Given exercise — Each entry below is to be extracted exactly.

Records for processing —
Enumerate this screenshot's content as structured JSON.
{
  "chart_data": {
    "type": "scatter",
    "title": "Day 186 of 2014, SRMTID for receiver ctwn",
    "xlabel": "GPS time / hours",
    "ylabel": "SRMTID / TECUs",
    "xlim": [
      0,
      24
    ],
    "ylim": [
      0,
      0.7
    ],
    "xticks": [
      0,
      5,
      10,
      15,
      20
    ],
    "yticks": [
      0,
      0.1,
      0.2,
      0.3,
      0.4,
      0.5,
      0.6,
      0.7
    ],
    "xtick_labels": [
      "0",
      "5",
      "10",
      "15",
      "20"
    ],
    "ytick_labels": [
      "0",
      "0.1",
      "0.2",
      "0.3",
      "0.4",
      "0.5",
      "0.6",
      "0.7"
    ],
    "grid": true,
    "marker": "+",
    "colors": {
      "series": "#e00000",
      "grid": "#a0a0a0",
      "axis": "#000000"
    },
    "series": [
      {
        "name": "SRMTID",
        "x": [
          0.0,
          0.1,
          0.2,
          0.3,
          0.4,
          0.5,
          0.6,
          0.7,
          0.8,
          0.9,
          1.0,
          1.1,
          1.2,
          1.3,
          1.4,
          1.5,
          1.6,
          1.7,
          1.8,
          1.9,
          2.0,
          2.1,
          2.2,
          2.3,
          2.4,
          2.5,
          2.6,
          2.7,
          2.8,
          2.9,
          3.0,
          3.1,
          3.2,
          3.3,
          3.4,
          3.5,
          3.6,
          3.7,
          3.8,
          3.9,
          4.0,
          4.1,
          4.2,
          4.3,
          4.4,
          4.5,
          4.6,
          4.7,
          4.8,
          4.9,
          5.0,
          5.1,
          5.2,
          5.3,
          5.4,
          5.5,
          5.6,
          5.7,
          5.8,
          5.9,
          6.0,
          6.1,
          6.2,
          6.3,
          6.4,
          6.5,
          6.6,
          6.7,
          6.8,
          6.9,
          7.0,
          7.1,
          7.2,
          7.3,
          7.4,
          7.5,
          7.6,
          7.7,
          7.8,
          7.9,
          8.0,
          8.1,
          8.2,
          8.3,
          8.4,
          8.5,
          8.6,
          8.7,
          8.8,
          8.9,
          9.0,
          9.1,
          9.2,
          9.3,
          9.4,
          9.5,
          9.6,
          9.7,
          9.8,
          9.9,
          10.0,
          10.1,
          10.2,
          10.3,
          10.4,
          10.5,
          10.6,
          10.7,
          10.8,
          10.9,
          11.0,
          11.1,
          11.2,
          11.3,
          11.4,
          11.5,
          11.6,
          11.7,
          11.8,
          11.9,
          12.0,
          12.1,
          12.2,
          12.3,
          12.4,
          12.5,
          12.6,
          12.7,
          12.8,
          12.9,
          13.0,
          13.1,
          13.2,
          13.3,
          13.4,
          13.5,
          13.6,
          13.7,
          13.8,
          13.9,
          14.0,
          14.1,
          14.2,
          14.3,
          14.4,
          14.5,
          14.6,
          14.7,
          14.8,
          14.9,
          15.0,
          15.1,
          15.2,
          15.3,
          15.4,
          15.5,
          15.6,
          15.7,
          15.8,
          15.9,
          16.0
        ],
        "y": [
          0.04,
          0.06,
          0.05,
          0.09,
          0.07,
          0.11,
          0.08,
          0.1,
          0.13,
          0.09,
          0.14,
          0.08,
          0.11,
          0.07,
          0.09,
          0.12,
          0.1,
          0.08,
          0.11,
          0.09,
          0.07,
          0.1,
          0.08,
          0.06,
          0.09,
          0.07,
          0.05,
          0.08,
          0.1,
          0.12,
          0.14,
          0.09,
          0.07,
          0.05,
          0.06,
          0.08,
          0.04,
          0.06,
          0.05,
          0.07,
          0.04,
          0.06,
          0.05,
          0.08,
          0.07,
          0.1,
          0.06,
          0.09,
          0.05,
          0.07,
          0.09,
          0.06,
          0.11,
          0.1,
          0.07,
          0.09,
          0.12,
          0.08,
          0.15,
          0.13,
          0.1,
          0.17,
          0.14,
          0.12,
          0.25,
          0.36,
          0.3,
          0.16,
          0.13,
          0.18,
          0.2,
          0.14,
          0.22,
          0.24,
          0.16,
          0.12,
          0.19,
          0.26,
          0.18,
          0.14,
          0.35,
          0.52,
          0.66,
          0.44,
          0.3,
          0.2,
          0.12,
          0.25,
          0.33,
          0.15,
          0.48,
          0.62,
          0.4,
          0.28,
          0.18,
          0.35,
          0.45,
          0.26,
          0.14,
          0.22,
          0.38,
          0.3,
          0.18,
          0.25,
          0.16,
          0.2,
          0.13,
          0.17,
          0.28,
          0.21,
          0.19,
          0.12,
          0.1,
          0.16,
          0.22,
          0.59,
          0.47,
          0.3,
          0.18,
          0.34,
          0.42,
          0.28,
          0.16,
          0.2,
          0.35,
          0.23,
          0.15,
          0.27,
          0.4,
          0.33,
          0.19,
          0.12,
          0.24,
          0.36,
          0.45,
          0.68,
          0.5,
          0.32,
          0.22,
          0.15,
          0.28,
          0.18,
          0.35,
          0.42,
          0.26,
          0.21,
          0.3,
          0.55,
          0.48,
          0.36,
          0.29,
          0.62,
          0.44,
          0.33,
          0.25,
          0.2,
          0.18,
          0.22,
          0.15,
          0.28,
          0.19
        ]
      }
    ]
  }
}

Task output —
Enumerate this screenshot's content as structured JSON.
{
  "chart_data": {
    "type": "scatter",
    "title": "Day 186 of 2014, SRMTID for receiver ctwn",
    "xlabel": "GPS time / hours",
    "ylabel": "SRMTID / TECUs",
    "xlim": [
      0,
      24
    ],
    "ylim": [
      0,
      0.7
    ],
    "xticks": [
      0,
      5,
      10,
      15,
      20
    ],
    "yticks": [
      0,
      0.1,
      0.2,
      0.3,
      0.4,
      0.5,
      0.6,
      0.7
    ],
    "xtick_labels": [
      "0",
      "5",
      "10",
      "15",
      "20"
    ],
    "ytick_labels": [
      "0",
      "0.1",
      "0.2",
      "0.3",
      "0.4",
      "0.5",
      "0.6",
      "0.7"
    ],
    "grid": true,
    "marker": "+",
    "colors": {
      "series": "#e00000",
      "grid": "#a0a0a0",
      "axis": "#000000"
    },
    "series": [
      {
        "name": "SRMTID",
        "x": [
          0.0,
          0.1,
          0.2,
          0.3,
          0.4,
          0.5,
          0.6,
          0.7,
          0.8,
          0.9,
          1.0,
          1.1,
          1.2,
          1.3,
          1.4,
          1.5,
          1.6,
          1.7,
          1.8,
          1.9,
          2.0,
          2.1,
          2.2,
          2.3,
          2.4,
          2.5,
          2.6,
          2.7,
          2.8,
          2.9,
          3.0,
          3.1,
          3.2,
          3.3,
          3.4,
          3.5,
          3.6,
          3.7,
          3.8,
          3.9,
          4.0,
          4.1,
          4.2,
          4.3,
          4.4,
          4.5,
          4.6,
          4.7,
          4.8,
          4.9,
          5.0,
          5.1,
          5.2,
          5.3,
          5.4,
          5.5,
          5.6,
          5.7,
          5.8,
          5.9,
          6.0,
          6.1,
          6.2,
          6.3,
          6.4,
          6.5,
          6.6,
          6.7,
          6.8,
          6.9,
          7.0,
          7.1,
          7.2,
          7.3,
          7.4,
          7.5,
          7.6,
          7.7,
          7.8,
          7.9,
          8.0,
          8.1,
          8.2,
          8.3,
          8.4,
          8.5,
          8.6,
          8.7,
          8.8,
          8.9,
          9.0,
          9.1,
          9.2,
          9.3,
          9.4,
          9.5,
          9.6,
          9.7,
          9.8,
          9.9,
          10.0,
          10.1,
          10.2,
          10.3,
          10.4,
          10.5,
          10.6,
          10.7,
          10.8,
          10.9,
          11.0,
          11.1,
          11.2,
          11.3,
          11.4,
          11.5,
          11.6,
          11.7,
          11.8,
          11.9,
          12.0,
          12.1,
          12.2,
          12.3,
          12.4,
          12.5,
          12.6,
          12.7,
          12.8,
          12.9,
          13.0,
          13.1,
          13.2,
          13.3,
          13.4,
          13.5,
          13.6,
          13.7,
          13.8,
          13.9,
          14.0,
          14.1,
          14.2,
          14.3,
          14.4,
          14.5,
          14.6,
          14.7,
          14.8,
          14.9,
          15.0,
          15.1,
          15.2,
          15.3,
          15.4,
          15.5,
          15.6,
          15.7,
          15.8,
          15.9,
          16.0
        ],
        "y": [
          0.04,
          0.06,
          0.05,
          0.09,
          0.07,
          0.11,
          0.08,
          0.1,
          0.13,
          0.09,
          0.14,
          0.08,
          0.11,
          0.07,
          0.09,
          0.12,
          0.1,
          0.08,
          0.11,
          0.09,
          0.07,
          0.1,
          0.08,
          0.06,
          0.09,
          0.07,
          0.05,
          0.08,
          0.1,
          0.12,
          0.14,
          0.09,
          0.07,
          0.05,
          0.06,
          0.08,
          0.04,
          0.06,
          0.05,
          0.07,
          0.04,
          0.06,
          0.05,
          0.08,
          0.07,
          0.1,
          0.06,
          0.09,
          0.05,
          0.07,
          0.09,
          0.06,
          0.11,
          0.1,
          0.07,
          0.09,
          0.12,
          0.08,
          0.15,
          0.13,
          0.1,
          0.17,
          0.14,
          0.12,
          0.25,
          0.36,
          0.3,
          0.16,
          0.13,
          0.18,
          0.2,
          0.14,
          0.22,
          0.24,
          0.16,
          0.12,
          0.19,
          0.26,
          0.18,
          0.14,
          0.35,
          0.52,
          0.66,
          0.44,
          0.3,
          0.2,
          0.12,
          0.25,
          0.33,
          0.15,
          0.48,
          0.62,
          0.4,
          0.28,
          0.18,
          0.35,
          0.45,
          0.26,
          0.14,
          0.22,
          0.38,
          0.3,
          0.18,
          0.25,
          0.16,
          0.2,
          0.13,
          0.17,
          0.28,
          0.21,
          0.19,
          0.12,
          0.1,
          0.16,
          0.22,
          0.59,
          0.47,
          0.3,
          0.18,
          0.34,
          0.42,
          0.28,
          0.16,
          0.2,
          0.35,
          0.23,
          0.15,
          0.27,
          0.4,
          0.33,
          0.19,
          0.12,
          0.24,
          0.36,
          0.45,
          0.68,
          0.5,
          0.32,
          0.22,
          0.15,
          0.28,
          0.18,
          0.35,
          0.42,
          0.26,
          0.21,
          0.3,
          0.55,
          0.48,
          0.36,
          0.29,
          0.62,
          0.44,
          0.33,
          0.25,
          0.2,
          0.18,
          0.22,
          0.15,
          0.28,
          0.19
        ]
      }
    ]
  }
}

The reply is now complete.